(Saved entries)
··········

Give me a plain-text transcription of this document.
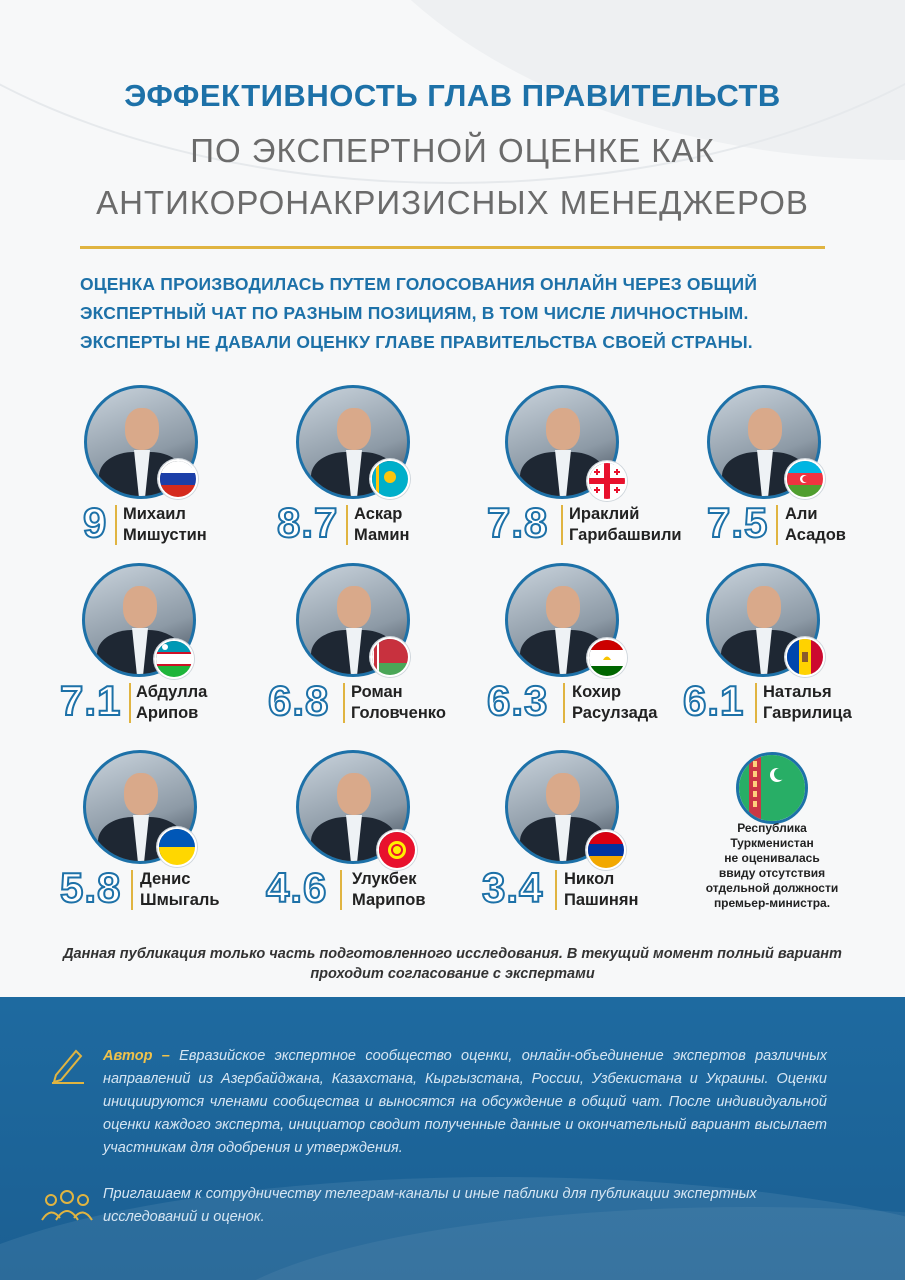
ЭФФЕКТИВНОСТЬ ГЛАВ ПРАВИТЕЛЬСТВ
ПО ЭКСПЕРТНОЙ ОЦЕНКЕ КАК
АНТИКОРОНАКРИЗИСНЫХ МЕНЕДЖЕРОВ
ОЦЕНКА ПРОИЗВОДИЛАСЬ ПУТЕМ ГОЛОСОВАНИЯ ОНЛАЙН ЧЕРЕЗ ОБЩИЙ
ЭКСПЕРТНЫЙ ЧАТ ПО РАЗНЫМ ПОЗИЦИЯМ, В ТОМ ЧИСЛЕ ЛИЧНОСТНЫМ.
ЭКСПЕРТЫ НЕ ДАВАЛИ ОЦЕНКУ ГЛАВЕ ПРАВИТЕЛЬСТВА СВОЕЙ СТРАНЫ.
9 Михаил
Мишустин 8.7 Аскар
Мамин 7.8 Ираклий
Гарибашвили 7.5 Али
Асадов
7.1 Абдулла
Арипов 6.8 Роман
Головченко 6.3 Кохир
Расулзада 6.1 Наталья
Гаврилица
5.8 Денис
Шмыгаль 4.6 Улукбек
Марипов 3.4 Никол
Пашинян
Республика
Туркменистан
не оценивалась
ввиду отсутствия
отдельной должности
премьер-министра.
Данная публикация только часть подготовленного исследования. В текущий момент полный вариант
проходит согласование с экспертами
Автор – Евразийское экспертное сообщество оценки, онлайн-объединение экспертов различных направлений из Азербайджана, Казахстана, Кыргызстана, России, Узбекистана и Украины. Оценки инициируются членами сообщества и выносятся на обсуждение в общий чат. После индивидуальной оценки каждого эксперта, инициатор сводит полученные данные и окончательный вариант высылает участникам для одобрения и утверждения.
Приглашаем к сотрудничеству телеграм-каналы и иные паблики для публикации экспертных исследований и оценок.
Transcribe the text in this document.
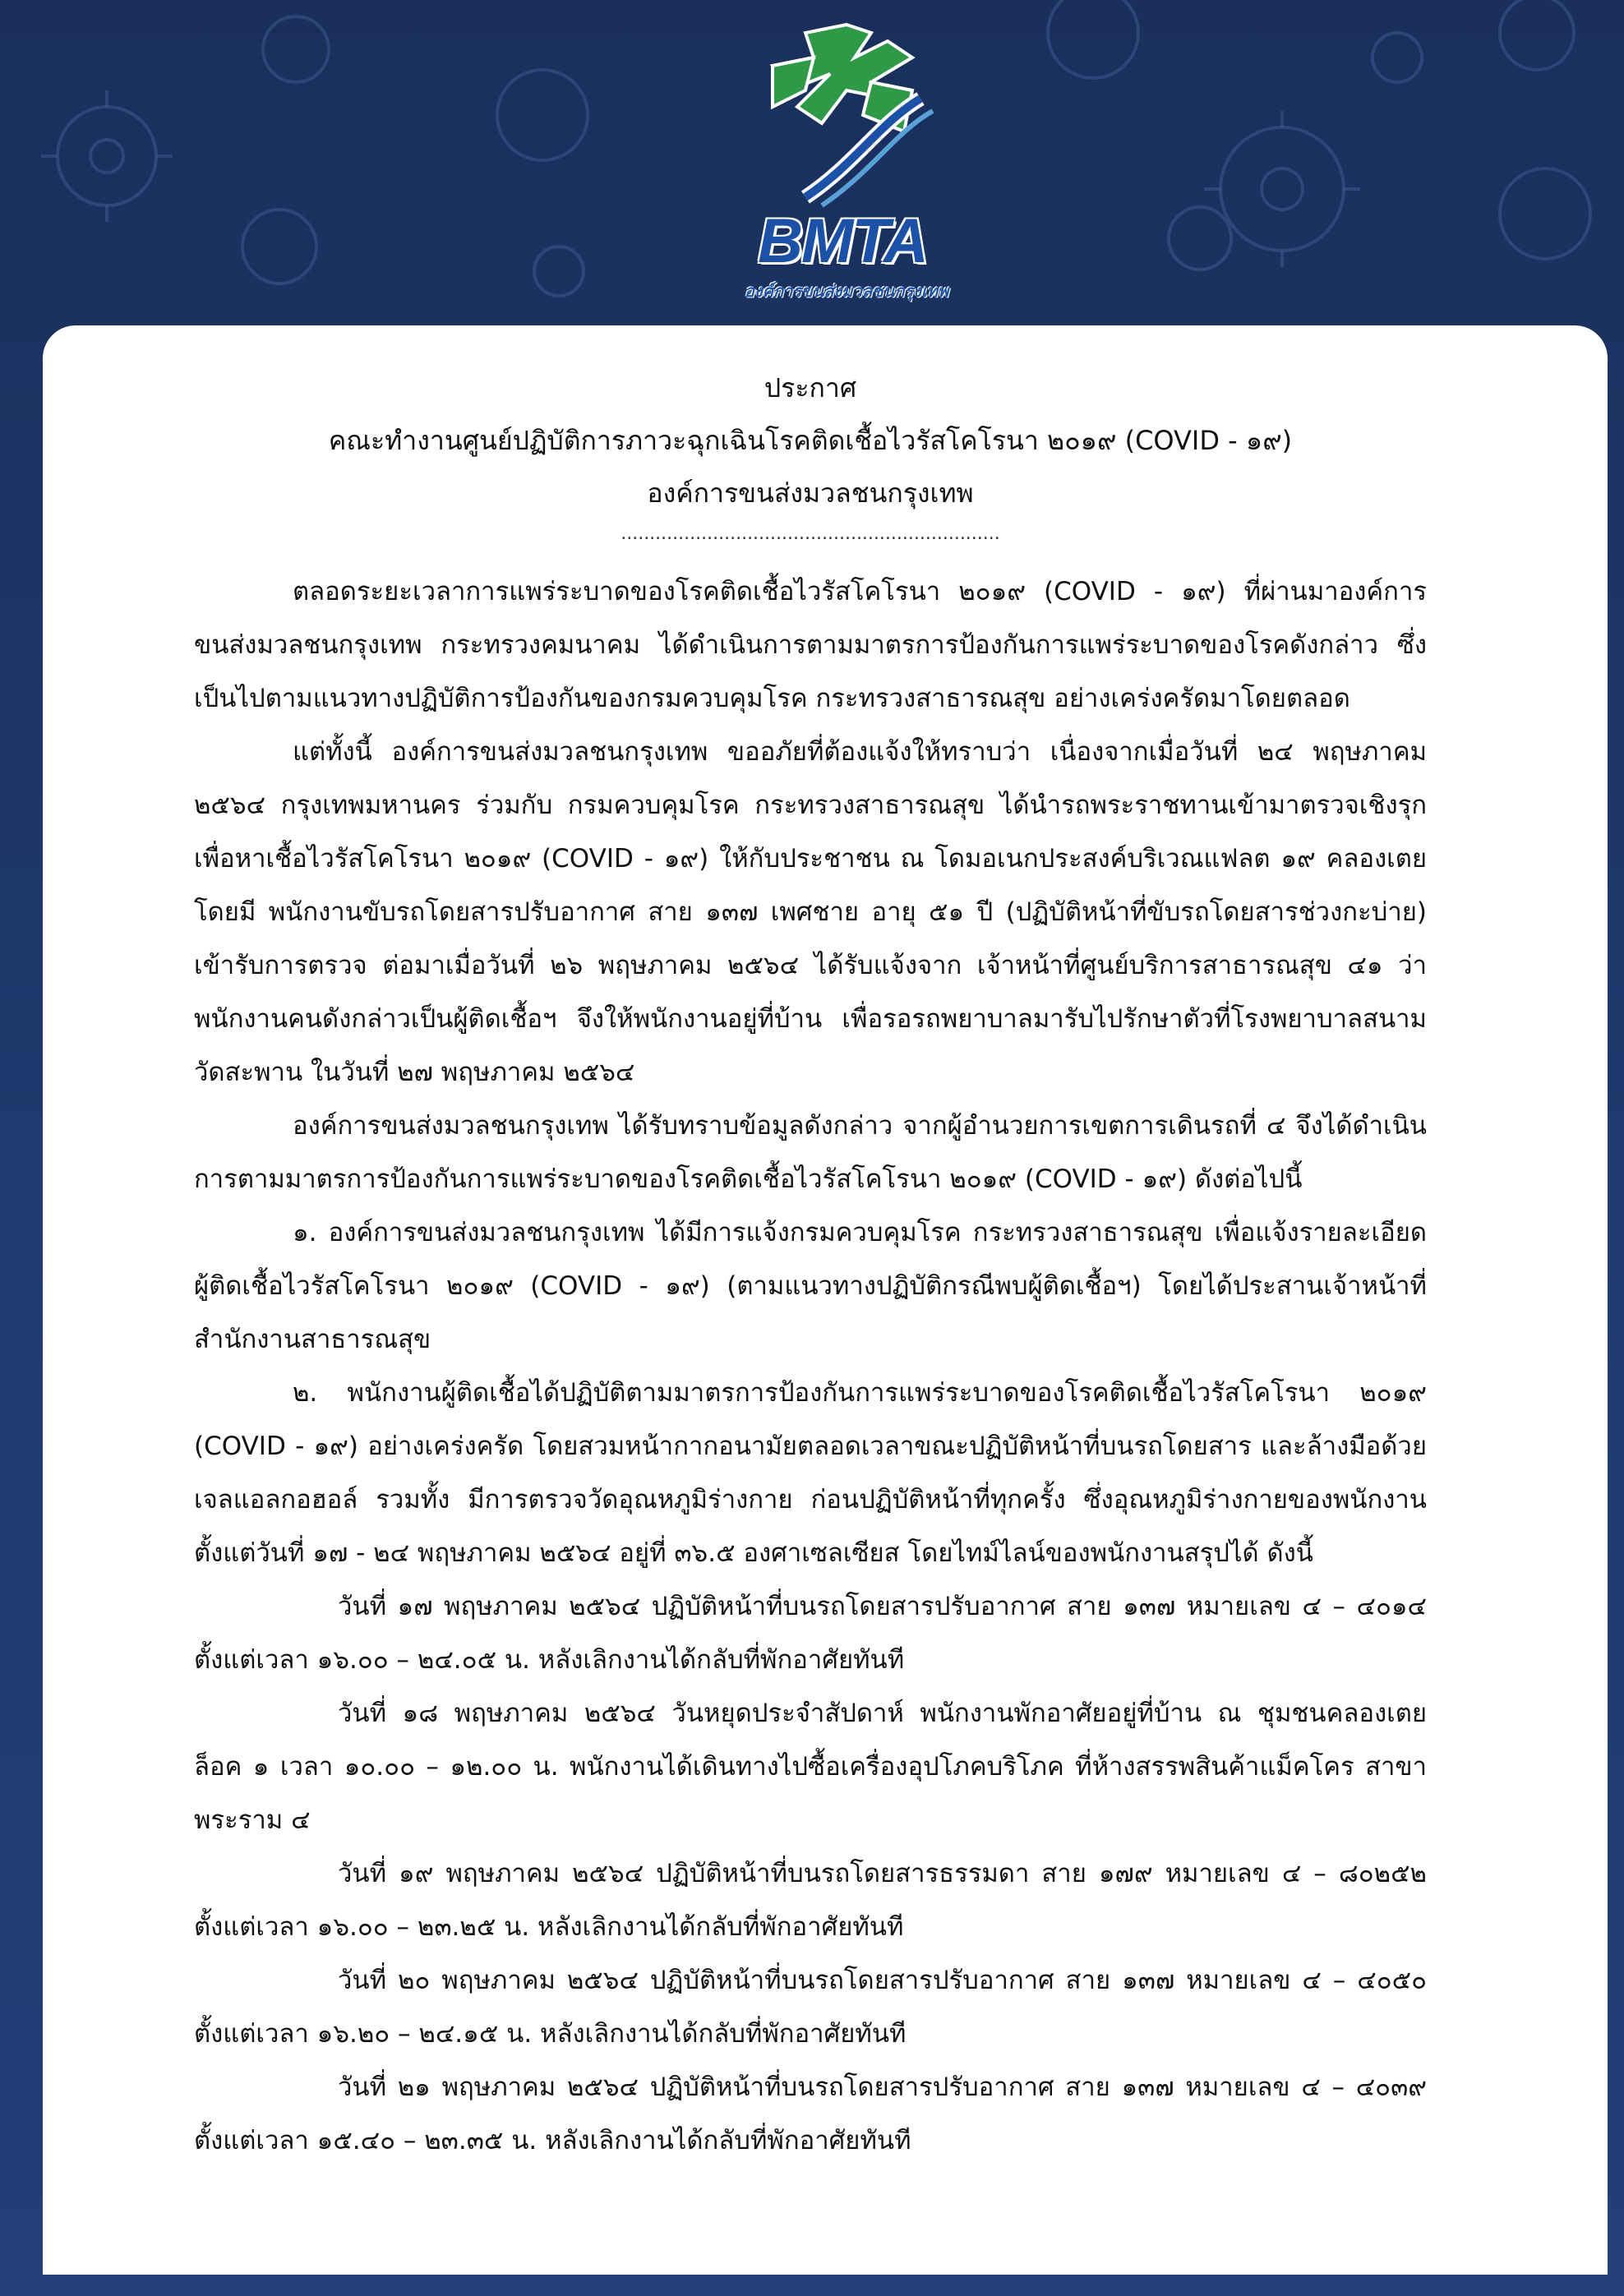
BMTA
องค์การขนส่งมวลชนกรุงเทพ

ประกาศ

คณะทำงานศูนย์ปฏิบัติการภาวะฉุกเฉินโรคติดเชื้อไวรัสโคโรนา ๒๐๑๙ (COVID - ๑๙)

องค์การขนส่งมวลชนกรุงเทพ

..................................................................

ตลอดระยะเวลาการแพร่ระบาดของโรคติดเชื้อไวรัสโคโรนา ๒๐๑๙ (COVID - ๑๙) ที่ผ่านมาองค์การขนส่งมวลชนกรุงเทพ กระทรวงคมนาคม ได้ดำเนินการตามมาตรการป้องกันการแพร่ระบาดของโรคดังกล่าว ซึ่งเป็นไปตามแนวทางปฏิบัติการป้องกันของกรมควบคุมโรค กระทรวงสาธารณสุข อย่างเคร่งครัดมาโดยตลอด

แต่ทั้งนี้ องค์การขนส่งมวลชนกรุงเทพ ขออภัยที่ต้องแจ้งให้ทราบว่า เนื่องจากเมื่อวันที่ ๒๔ พฤษภาคม ๒๕๖๔ กรุงเทพมหานคร ร่วมกับ กรมควบคุมโรค กระทรวงสาธารณสุข ได้นำรถพระราชทานเข้ามาตรวจเชิงรุกเพื่อหาเชื้อไวรัสโคโรนา ๒๐๑๙ (COVID - ๑๙) ให้กับประชาชน ณ โดมอเนกประสงค์บริเวณแฟลต ๑๙ คลองเตย โดยมี พนักงานขับรถโดยสารปรับอากาศ สาย ๑๓๗ เพศชาย อายุ ๕๑ ปี (ปฏิบัติหน้าที่ขับรถโดยสารช่วงกะบ่าย) เข้ารับการตรวจ ต่อมาเมื่อวันที่ ๒๖ พฤษภาคม ๒๕๖๔ ได้รับแจ้งจาก เจ้าหน้าที่ศูนย์บริการสาธารณสุข ๔๑ ว่า พนักงานคนดังกล่าวเป็นผู้ติดเชื้อฯ จึงให้พนักงานอยู่ที่บ้าน เพื่อรอรถพยาบาลมารับไปรักษาตัวที่โรงพยาบาลสนาม วัดสะพาน ในวันที่ ๒๗ พฤษภาคม ๒๕๖๔

องค์การขนส่งมวลชนกรุงเทพ ได้รับทราบข้อมูลดังกล่าว จากผู้อำนวยการเขตการเดินรถที่ ๔ จึงได้ดำเนินการตามมาตรการป้องกันการแพร่ระบาดของโรคติดเชื้อไวรัสโคโรนา ๒๐๑๙ (COVID - ๑๙) ดังต่อไปนี้

๑. องค์การขนส่งมวลชนกรุงเทพ ได้มีการแจ้งกรมควบคุมโรค กระทรวงสาธารณสุข เพื่อแจ้งรายละเอียดผู้ติดเชื้อไวรัสโคโรนา ๒๐๑๙ (COVID - ๑๙) (ตามแนวทางปฏิบัติกรณีพบผู้ติดเชื้อฯ) โดยได้ประสานเจ้าหน้าที่สำนักงานสาธารณสุข

๒. พนักงานผู้ติดเชื้อได้ปฏิบัติตามมาตรการป้องกันการแพร่ระบาดของโรคติดเชื้อไวรัสโคโรนา ๒๐๑๙ (COVID - ๑๙) อย่างเคร่งครัด โดยสวมหน้ากากอนามัยตลอดเวลาขณะปฏิบัติหน้าที่บนรถโดยสาร และล้างมือด้วยเจลแอลกอฮอล์ รวมทั้ง มีการตรวจวัดอุณหภูมิร่างกาย ก่อนปฏิบัติหน้าที่ทุกครั้ง ซึ่งอุณหภูมิร่างกายของพนักงาน ตั้งแต่วันที่ ๑๗ - ๒๔ พฤษภาคม ๒๕๖๔ อยู่ที่ ๓๖.๕ องศาเซลเซียส โดยไทม์ไลน์ของพนักงานสรุปได้ ดังนี้

วันที่ ๑๗ พฤษภาคม ๒๕๖๔ ปฏิบัติหน้าที่บนรถโดยสารปรับอากาศ สาย ๑๓๗ หมายเลข ๔ – ๔๐๑๔ ตั้งแต่เวลา ๑๖.๐๐ – ๒๔.๐๕ น. หลังเลิกงานได้กลับที่พักอาศัยทันที

วันที่ ๑๘ พฤษภาคม ๒๕๖๔ วันหยุดประจำสัปดาห์ พนักงานพักอาศัยอยู่ที่บ้าน ณ ชุมชนคลองเตย ล็อค ๑ เวลา ๑๐.๐๐ – ๑๒.๐๐ น. พนักงานได้เดินทางไปซื้อเครื่องอุปโภคบริโภค ที่ห้างสรรพสินค้าแม็คโคร สาขาพระราม ๔

วันที่ ๑๙ พฤษภาคม ๒๕๖๔ ปฏิบัติหน้าที่บนรถโดยสารธรรมดา สาย ๑๗๙ หมายเลข ๔ – ๘๐๒๕๒ ตั้งแต่เวลา ๑๖.๐๐ – ๒๓.๒๕ น. หลังเลิกงานได้กลับที่พักอาศัยทันที

วันที่ ๒๐ พฤษภาคม ๒๕๖๔ ปฏิบัติหน้าที่บนรถโดยสารปรับอากาศ สาย ๑๓๗ หมายเลข ๔ – ๔๐๕๐ ตั้งแต่เวลา ๑๖.๒๐ – ๒๔.๑๕ น. หลังเลิกงานได้กลับที่พักอาศัยทันที

วันที่ ๒๑ พฤษภาคม ๒๕๖๔ ปฏิบัติหน้าที่บนรถโดยสารปรับอากาศ สาย ๑๓๗ หมายเลข ๔ – ๔๐๓๙ ตั้งแต่เวลา ๑๕.๔๐ – ๒๓.๓๕ น. หลังเลิกงานได้กลับที่พักอาศัยทันที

··········

- **PROBLEM DESCRIPTION**
Copy out each record shown above without alteration, skipping any picture.

- **RESPONSE TO THE TASK**
Give me a plain-text transcription of this document.
ЭФФЕКТИВНОСТЬ ГЛАВ ПРАВИТЕЛЬСТВ
ПО ЭКСПЕРТНОЙ ОЦЕНКЕ КАК
АНТИКОРОНАКРИЗИСНЫХ МЕНЕДЖЕРОВ
ОЦЕНКА ПРОИЗВОДИЛАСЬ ПУТЕМ ГОЛОСОВАНИЯ ОНЛАЙН ЧЕРЕЗ ОБЩИЙ
ЭКСПЕРТНЫЙ ЧАТ ПО РАЗНЫМ ПОЗИЦИЯМ, В ТОМ ЧИСЛЕ ЛИЧНОСТНЫМ.
ЭКСПЕРТЫ НЕ ДАВАЛИ ОЦЕНКУ ГЛАВЕ ПРАВИТЕЛЬСТВА СВОЕЙ СТРАНЫ.
9 Михаил
Мишустин 8.7 Аскар
Мамин 7.8 Ираклий
Гарибашвили 7.5 Али
Асадов
7.1 Абдулла
Арипов 6.8 Роман
Головченко 6.3 Кохир
Расулзада 6.1 Наталья
Гаврилица
5.8 Денис
Шмыгаль 4.6 Улукбек
Марипов 3.4 Никол
Пашинян
Республика
Туркменистан
не оценивалась
ввиду отсутствия
отдельной должности
премьер-министра.
Данная публикация только часть подготовленного исследования. В текущий момент полный вариант
проходит согласование с экспертами
Автор – Евразийское экспертное сообщество оценки, онлайн-объединение экспертов различных направлений из Азербайджана, Казахстана, Кыргызстана, России, Узбекистана и Украины. Оценки инициируются членами сообщества и выносятся на обсуждение в общий чат. После индивидуальной оценки каждого эксперта, инициатор сводит полученные данные и окончательный вариант высылает участникам для одобрения и утверждения.
Приглашаем к сотрудничеству телеграм-каналы и иные паблики для публикации экспертных исследований и оценок.
Transcribe the text in this document.
BMTA
องค์การขนส่งมวลชนกรุงเทพ

ประกาศ

คณะทำงานศูนย์ปฏิบัติการภาวะฉุกเฉินโรคติดเชื้อไวรัสโคโรนา ๒๐๑๙ (COVID - ๑๙)

องค์การขนส่งมวลชนกรุงเทพ

..................................................................

ตลอดระยะเวลาการแพร่ระบาดของโรคติดเชื้อไวรัสโคโรนา ๒๐๑๙ (COVID - ๑๙) ที่ผ่านมาองค์การขนส่งมวลชนกรุงเทพ กระทรวงคมนาคม ได้ดำเนินการตามมาตรการป้องกันการแพร่ระบาดของโรคดังกล่าว ซึ่งเป็นไปตามแนวทางปฏิบัติการป้องกันของกรมควบคุมโรค กระทรวงสาธารณสุข อย่างเคร่งครัดมาโดยตลอด

แต่ทั้งนี้ องค์การขนส่งมวลชนกรุงเทพ ขออภัยที่ต้องแจ้งให้ทราบว่า เนื่องจากเมื่อวันที่ ๒๔ พฤษภาคม ๒๕๖๔ กรุงเทพมหานคร ร่วมกับ กรมควบคุมโรค กระทรวงสาธารณสุข ได้นำรถพระราชทานเข้ามาตรวจเชิงรุกเพื่อหาเชื้อไวรัสโคโรนา ๒๐๑๙ (COVID - ๑๙) ให้กับประชาชน ณ โดมอเนกประสงค์บริเวณแฟลต ๑๙ คลองเตย โดยมี พนักงานขับรถโดยสารปรับอากาศ สาย ๑๓๗ เพศชาย อายุ ๕๑ ปี (ปฏิบัติหน้าที่ขับรถโดยสารช่วงกะบ่าย) เข้ารับการตรวจ ต่อมาเมื่อวันที่ ๒๖ พฤษภาคม ๒๕๖๔ ได้รับแจ้งจาก เจ้าหน้าที่ศูนย์บริการสาธารณสุข ๔๑ ว่า พนักงานคนดังกล่าวเป็นผู้ติดเชื้อฯ จึงให้พนักงานอยู่ที่บ้าน เพื่อรอรถพยาบาลมารับไปรักษาตัวที่โรงพยาบาลสนาม วัดสะพาน ในวันที่ ๒๗ พฤษภาคม ๒๕๖๔

องค์การขนส่งมวลชนกรุงเทพ ได้รับทราบข้อมูลดังกล่าว จากผู้อำนวยการเขตการเดินรถที่ ๔ จึงได้ดำเนินการตามมาตรการป้องกันการแพร่ระบาดของโรคติดเชื้อไวรัสโคโรนา ๒๐๑๙ (COVID - ๑๙) ดังต่อไปนี้

๑. องค์การขนส่งมวลชนกรุงเทพ ได้มีการแจ้งกรมควบคุมโรค กระทรวงสาธารณสุข เพื่อแจ้งรายละเอียดผู้ติดเชื้อไวรัสโคโรนา ๒๐๑๙ (COVID - ๑๙) (ตามแนวทางปฏิบัติกรณีพบผู้ติดเชื้อฯ) โดยได้ประสานเจ้าหน้าที่สำนักงานสาธารณสุข

๒. พนักงานผู้ติดเชื้อได้ปฏิบัติตามมาตรการป้องกันการแพร่ระบาดของโรคติดเชื้อไวรัสโคโรนา ๒๐๑๙ (COVID - ๑๙) อย่างเคร่งครัด โดยสวมหน้ากากอนามัยตลอดเวลาขณะปฏิบัติหน้าที่บนรถโดยสาร และล้างมือด้วยเจลแอลกอฮอล์ รวมทั้ง มีการตรวจวัดอุณหภูมิร่างกาย ก่อนปฏิบัติหน้าที่ทุกครั้ง ซึ่งอุณหภูมิร่างกายของพนักงาน ตั้งแต่วันที่ ๑๗ - ๒๔ พฤษภาคม ๒๕๖๔ อยู่ที่ ๓๖.๕ องศาเซลเซียส โดยไทม์ไลน์ของพนักงานสรุปได้ ดังนี้

วันที่ ๑๗ พฤษภาคม ๒๕๖๔ ปฏิบัติหน้าที่บนรถโดยสารปรับอากาศ สาย ๑๓๗ หมายเลข ๔ – ๔๐๑๔ ตั้งแต่เวลา ๑๖.๐๐ – ๒๔.๐๕ น. หลังเลิกงานได้กลับที่พักอาศัยทันที

วันที่ ๑๘ พฤษภาคม ๒๕๖๔ วันหยุดประจำสัปดาห์ พนักงานพักอาศัยอยู่ที่บ้าน ณ ชุมชนคลองเตย ล็อค ๑ เวลา ๑๐.๐๐ – ๑๒.๐๐ น. พนักงานได้เดินทางไปซื้อเครื่องอุปโภคบริโภค ที่ห้างสรรพสินค้าแม็คโคร สาขาพระราม ๔

วันที่ ๑๙ พฤษภาคม ๒๕๖๔ ปฏิบัติหน้าที่บนรถโดยสารธรรมดา สาย ๑๗๙ หมายเลข ๔ – ๘๐๒๕๒ ตั้งแต่เวลา ๑๖.๐๐ – ๒๓.๒๕ น. หลังเลิกงานได้กลับที่พักอาศัยทันที

วันที่ ๒๐ พฤษภาคม ๒๕๖๔ ปฏิบัติหน้าที่บนรถโดยสารปรับอากาศ สาย ๑๓๗ หมายเลข ๔ – ๔๐๕๐ ตั้งแต่เวลา ๑๖.๒๐ – ๒๔.๑๕ น. หลังเลิกงานได้กลับที่พักอาศัยทันที

วันที่ ๒๑ พฤษภาคม ๒๕๖๔ ปฏิบัติหน้าที่บนรถโดยสารปรับอากาศ สาย ๑๓๗ หมายเลข ๔ – ๔๐๓๙ ตั้งแต่เวลา ๑๕.๔๐ – ๒๓.๓๕ น. หลังเลิกงานได้กลับที่พักอาศัยทันที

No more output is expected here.